- _Selected passage_:
|---|
Also, I just wanted to add one thing to last weeks post about dialect. I live in a neighborhood near Chicago but I don't speak like people from the city. Someone even asked me if I was from England once. This just proves that people speak differently even if they live in the same state!
TsuneEmbers says:
That does make sense, Melissa, seeing as I've had that happen to me before. I think it pretty much goes back to what Mrs. Levine said over it depending on what tone, voice, and style you're going for. I couldn't use this technique in my normal style, just because it would give that 'drag out of book' effect you mentioned, but I do think it could be effective in other circumstances.
Lark says:
Wow, I haven't been on here in a long time 🙂 Hello again everyone!
A great book about the narrator talking to the reader is "We Are In A Book" by Mo Willems. It's a children's picture book, but nonetheless it is hilarious. Piggy and Gerald realize that someone is reading them, and "if the reader is reading out loud" then they can make the reader say whatever they want the reader to say. 🙂 It's a really clever concept, and I recommend getting it out of the library or something 🙂
A word on the dialect post last week… I myself tend to copy someone else's accent if I hear it a lot. For example, whenever I watch the Chronicles of Narnia, I have a British accent for days afterwards. Or, if I'm repeating what someone else said but they have an accent (such as a Southerner's funny story, or something the Irish Eoin Colfer said) I repeat it in that accent. Does that make sense?
|---|
- _Information supplied_:

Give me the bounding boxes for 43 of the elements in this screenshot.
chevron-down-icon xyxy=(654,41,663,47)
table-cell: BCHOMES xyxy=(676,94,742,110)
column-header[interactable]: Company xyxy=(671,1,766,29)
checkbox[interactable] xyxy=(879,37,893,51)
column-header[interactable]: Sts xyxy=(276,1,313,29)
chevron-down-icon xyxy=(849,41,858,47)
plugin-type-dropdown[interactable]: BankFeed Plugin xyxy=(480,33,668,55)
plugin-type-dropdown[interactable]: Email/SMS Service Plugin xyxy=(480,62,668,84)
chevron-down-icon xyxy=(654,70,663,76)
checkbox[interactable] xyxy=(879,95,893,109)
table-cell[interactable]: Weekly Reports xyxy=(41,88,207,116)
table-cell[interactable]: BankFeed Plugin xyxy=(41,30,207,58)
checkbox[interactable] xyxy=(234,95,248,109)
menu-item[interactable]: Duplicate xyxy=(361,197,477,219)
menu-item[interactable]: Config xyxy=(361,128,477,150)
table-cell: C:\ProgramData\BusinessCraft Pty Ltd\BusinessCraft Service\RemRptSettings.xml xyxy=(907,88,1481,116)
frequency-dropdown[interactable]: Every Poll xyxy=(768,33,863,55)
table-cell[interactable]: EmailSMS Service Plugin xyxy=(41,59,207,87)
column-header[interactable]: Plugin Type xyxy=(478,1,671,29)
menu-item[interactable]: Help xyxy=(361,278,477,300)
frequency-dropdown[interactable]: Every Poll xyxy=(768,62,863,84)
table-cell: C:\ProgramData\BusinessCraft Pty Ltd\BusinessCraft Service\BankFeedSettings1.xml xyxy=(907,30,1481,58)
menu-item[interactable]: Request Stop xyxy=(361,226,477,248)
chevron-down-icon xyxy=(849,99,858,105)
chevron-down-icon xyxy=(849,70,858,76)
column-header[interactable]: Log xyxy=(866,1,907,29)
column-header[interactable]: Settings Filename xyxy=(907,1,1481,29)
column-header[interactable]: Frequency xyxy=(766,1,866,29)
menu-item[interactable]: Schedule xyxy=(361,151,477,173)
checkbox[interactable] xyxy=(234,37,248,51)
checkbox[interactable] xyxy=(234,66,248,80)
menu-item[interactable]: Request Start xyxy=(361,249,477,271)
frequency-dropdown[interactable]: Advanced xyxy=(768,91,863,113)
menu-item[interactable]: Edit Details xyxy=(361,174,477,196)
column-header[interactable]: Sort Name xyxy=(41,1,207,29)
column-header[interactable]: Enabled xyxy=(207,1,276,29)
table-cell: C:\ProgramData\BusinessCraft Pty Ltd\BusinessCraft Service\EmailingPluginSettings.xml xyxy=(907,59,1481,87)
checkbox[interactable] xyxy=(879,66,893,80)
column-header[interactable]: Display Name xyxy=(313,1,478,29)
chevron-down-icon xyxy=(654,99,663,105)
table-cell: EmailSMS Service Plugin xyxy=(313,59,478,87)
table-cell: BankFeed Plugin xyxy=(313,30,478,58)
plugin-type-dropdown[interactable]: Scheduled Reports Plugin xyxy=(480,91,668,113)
|---|
- _Exercise prompt_:
Answer these questions using the comment thread:
1. Where does the first commenter live?
2. Who wrote "We Are In A Book"?
3. What accent does Lark have after watching the Chronicles of Narnia?

- _Answer for the task_:
1. In a neighborhood near Chicago.
2. Mo Willems.
3. A British accent, for days afterwards.